### Task brief
Examine each line of the data, and copy the ones containing "Eingeweide".

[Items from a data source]
● ● ● ● ● ● ●

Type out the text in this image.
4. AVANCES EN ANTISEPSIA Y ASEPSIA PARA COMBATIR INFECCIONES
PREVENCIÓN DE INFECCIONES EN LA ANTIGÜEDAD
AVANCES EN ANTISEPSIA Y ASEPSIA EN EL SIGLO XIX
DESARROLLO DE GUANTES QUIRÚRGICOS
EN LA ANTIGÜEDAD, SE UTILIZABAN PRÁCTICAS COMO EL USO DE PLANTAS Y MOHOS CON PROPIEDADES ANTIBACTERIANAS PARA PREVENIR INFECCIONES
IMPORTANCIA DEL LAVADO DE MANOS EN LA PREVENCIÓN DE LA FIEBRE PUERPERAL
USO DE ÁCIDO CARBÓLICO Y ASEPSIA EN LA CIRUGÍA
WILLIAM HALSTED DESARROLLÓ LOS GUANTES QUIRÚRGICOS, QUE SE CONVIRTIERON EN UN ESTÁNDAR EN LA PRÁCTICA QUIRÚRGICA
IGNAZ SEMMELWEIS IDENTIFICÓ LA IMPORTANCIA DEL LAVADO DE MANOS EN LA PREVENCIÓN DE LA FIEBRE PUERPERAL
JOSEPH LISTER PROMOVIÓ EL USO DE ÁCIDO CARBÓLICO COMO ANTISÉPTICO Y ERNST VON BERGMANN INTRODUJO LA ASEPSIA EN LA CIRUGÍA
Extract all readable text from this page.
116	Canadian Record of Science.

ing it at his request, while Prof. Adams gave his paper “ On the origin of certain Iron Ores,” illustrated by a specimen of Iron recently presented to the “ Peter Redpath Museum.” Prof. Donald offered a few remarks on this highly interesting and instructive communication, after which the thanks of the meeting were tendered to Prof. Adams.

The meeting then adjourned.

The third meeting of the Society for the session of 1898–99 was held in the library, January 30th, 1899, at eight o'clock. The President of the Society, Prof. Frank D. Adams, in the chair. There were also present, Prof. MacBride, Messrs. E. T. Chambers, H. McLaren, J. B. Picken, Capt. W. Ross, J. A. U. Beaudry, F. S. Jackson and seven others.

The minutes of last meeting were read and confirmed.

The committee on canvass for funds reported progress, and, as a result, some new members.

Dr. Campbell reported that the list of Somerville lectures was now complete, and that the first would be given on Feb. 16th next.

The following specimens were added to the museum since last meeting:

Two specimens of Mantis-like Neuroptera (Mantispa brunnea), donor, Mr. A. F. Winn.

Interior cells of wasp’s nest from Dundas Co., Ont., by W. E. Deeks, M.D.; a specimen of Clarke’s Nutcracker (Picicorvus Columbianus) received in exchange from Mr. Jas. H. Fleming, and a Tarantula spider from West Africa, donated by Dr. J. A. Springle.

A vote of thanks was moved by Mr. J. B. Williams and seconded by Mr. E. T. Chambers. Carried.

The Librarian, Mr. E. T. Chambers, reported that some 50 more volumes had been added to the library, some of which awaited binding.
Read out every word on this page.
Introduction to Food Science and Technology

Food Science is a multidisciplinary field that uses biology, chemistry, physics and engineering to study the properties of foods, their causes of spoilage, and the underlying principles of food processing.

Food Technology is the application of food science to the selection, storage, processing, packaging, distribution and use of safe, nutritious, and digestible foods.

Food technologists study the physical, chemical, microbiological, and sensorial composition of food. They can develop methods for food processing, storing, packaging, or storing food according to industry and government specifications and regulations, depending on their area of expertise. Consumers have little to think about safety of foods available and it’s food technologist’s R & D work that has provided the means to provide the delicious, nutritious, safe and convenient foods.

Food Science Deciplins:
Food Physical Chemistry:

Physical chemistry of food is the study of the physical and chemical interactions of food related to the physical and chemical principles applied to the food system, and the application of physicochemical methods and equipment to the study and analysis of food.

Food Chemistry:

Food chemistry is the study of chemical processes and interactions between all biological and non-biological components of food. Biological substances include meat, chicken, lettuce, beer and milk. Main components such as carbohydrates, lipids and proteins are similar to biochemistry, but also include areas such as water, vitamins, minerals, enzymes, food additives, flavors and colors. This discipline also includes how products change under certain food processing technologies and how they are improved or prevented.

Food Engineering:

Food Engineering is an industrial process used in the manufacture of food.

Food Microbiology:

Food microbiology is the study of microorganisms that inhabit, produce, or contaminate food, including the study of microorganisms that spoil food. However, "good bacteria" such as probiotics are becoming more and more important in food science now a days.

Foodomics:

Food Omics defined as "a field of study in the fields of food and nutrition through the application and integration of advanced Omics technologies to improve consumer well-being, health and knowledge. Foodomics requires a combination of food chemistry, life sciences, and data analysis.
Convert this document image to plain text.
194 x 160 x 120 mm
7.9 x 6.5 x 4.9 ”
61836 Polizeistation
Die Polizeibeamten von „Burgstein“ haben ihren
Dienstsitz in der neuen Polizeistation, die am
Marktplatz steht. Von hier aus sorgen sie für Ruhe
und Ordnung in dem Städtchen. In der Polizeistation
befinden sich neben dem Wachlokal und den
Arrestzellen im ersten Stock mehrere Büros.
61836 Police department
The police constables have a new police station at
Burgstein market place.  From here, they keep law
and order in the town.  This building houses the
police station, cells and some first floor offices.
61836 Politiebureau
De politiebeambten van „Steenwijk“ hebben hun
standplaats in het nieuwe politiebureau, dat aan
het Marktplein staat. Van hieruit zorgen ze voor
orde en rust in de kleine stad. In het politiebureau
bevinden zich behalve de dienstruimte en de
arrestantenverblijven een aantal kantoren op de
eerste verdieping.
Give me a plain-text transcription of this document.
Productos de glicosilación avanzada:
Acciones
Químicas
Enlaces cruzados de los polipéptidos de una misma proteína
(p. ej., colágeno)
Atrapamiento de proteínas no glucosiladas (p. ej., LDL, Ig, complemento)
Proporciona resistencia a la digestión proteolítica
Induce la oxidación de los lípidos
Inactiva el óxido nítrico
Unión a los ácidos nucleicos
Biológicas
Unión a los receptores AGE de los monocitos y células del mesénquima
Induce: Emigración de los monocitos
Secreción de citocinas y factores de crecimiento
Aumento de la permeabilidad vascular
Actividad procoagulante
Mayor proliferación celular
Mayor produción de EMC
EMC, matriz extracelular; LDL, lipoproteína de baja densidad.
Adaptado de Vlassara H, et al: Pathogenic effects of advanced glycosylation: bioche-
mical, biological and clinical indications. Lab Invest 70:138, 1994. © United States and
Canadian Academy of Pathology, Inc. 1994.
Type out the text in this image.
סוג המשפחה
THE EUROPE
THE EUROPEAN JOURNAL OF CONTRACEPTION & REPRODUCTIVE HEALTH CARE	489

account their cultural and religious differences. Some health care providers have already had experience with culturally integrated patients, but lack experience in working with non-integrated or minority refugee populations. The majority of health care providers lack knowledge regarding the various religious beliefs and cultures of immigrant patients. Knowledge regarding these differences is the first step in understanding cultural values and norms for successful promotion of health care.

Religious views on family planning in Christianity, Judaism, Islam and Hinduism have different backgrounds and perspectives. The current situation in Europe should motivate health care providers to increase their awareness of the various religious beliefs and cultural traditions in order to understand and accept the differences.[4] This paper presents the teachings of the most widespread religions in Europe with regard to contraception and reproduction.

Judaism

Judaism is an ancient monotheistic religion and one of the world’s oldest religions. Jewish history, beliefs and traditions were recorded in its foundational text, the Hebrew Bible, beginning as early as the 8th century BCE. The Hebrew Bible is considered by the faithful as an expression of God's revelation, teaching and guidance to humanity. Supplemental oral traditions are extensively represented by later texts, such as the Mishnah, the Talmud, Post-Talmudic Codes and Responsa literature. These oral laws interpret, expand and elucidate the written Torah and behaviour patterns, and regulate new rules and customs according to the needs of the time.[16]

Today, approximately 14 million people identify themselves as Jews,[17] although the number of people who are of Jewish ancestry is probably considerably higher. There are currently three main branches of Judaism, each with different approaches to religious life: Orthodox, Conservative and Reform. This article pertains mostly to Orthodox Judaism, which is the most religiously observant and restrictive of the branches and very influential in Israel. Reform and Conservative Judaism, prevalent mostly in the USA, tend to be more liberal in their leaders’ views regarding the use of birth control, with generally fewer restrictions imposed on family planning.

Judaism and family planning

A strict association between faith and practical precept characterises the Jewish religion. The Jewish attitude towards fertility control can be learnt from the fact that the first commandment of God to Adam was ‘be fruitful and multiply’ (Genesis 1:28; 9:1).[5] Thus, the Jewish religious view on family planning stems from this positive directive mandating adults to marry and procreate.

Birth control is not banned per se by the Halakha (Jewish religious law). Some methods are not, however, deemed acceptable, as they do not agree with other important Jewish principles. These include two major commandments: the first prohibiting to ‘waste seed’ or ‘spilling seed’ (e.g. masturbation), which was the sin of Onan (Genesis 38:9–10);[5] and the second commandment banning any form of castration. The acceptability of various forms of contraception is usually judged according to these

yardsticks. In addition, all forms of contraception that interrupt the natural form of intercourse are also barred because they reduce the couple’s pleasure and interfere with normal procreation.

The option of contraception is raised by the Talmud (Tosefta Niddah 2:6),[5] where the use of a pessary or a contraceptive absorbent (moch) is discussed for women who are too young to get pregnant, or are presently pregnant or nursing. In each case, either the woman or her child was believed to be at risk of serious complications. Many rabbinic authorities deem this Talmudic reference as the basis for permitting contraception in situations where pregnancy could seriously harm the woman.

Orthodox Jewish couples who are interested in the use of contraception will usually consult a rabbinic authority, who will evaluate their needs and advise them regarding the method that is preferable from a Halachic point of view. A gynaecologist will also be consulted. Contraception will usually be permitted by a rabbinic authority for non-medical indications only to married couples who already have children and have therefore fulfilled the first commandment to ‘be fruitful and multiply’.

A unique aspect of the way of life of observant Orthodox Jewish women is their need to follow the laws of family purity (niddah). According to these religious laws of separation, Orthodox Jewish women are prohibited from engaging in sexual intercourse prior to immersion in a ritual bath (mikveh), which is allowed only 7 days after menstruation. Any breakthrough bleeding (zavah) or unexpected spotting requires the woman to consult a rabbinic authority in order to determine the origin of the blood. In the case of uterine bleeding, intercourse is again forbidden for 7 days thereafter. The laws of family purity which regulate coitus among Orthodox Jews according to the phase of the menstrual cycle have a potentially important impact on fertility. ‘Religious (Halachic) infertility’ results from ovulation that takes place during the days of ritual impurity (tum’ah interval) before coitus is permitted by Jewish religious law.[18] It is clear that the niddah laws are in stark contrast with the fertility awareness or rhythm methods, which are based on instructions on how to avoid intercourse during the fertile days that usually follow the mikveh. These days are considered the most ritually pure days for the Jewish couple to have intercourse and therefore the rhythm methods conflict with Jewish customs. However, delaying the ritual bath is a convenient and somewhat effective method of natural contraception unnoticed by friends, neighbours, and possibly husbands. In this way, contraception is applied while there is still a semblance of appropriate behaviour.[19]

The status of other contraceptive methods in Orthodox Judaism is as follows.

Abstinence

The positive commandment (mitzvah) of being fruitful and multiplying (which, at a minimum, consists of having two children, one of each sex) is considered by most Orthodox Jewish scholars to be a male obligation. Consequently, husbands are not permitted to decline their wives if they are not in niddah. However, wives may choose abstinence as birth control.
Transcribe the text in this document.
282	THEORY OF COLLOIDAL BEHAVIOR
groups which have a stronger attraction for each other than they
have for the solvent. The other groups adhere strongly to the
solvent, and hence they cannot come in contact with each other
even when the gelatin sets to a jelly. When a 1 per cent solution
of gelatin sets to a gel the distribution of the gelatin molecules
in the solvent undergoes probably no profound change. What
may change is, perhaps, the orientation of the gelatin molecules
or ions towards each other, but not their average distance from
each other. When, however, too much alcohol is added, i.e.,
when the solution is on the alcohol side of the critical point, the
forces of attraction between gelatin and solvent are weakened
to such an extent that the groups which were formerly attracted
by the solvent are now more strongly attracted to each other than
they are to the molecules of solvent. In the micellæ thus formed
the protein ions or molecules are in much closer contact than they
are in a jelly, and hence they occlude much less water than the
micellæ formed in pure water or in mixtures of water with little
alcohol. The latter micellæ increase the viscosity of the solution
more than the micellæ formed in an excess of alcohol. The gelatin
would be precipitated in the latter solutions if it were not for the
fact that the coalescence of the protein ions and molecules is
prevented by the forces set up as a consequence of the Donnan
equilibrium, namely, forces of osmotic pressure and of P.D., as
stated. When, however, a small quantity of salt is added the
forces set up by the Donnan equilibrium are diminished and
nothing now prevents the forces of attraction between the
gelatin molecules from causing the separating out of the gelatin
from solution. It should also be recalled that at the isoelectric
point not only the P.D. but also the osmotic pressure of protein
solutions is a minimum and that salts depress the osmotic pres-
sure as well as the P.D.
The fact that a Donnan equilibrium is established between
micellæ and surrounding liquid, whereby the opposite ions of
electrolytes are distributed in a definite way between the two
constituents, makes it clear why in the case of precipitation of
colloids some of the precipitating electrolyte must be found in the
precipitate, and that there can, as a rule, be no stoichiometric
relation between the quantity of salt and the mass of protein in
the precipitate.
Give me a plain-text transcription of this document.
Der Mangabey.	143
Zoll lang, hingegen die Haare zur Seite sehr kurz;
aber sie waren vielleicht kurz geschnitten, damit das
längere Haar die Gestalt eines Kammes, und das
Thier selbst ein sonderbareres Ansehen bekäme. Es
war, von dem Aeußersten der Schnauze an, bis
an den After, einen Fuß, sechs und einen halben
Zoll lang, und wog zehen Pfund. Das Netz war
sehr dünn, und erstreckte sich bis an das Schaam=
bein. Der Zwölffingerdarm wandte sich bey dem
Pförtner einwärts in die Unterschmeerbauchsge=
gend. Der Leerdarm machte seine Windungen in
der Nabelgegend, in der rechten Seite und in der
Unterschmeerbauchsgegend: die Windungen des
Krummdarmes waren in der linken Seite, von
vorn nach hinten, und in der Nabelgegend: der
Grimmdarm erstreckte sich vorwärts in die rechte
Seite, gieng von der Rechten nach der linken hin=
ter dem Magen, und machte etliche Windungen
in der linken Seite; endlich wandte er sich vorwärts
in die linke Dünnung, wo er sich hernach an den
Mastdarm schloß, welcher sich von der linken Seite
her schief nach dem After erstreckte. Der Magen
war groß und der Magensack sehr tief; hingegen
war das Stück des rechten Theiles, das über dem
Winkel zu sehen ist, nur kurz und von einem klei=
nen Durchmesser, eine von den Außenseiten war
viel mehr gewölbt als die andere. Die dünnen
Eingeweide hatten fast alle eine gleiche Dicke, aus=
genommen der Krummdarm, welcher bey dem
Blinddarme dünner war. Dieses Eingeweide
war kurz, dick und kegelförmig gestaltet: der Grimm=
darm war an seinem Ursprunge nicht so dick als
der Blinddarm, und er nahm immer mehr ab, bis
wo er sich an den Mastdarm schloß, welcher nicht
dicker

● ● ● ● ● ● ●

### Expected answer
Eingeweide hatten fast alle eine gleiche Dicke, aus=
Blinddarme dünner war. Dieses Eingeweide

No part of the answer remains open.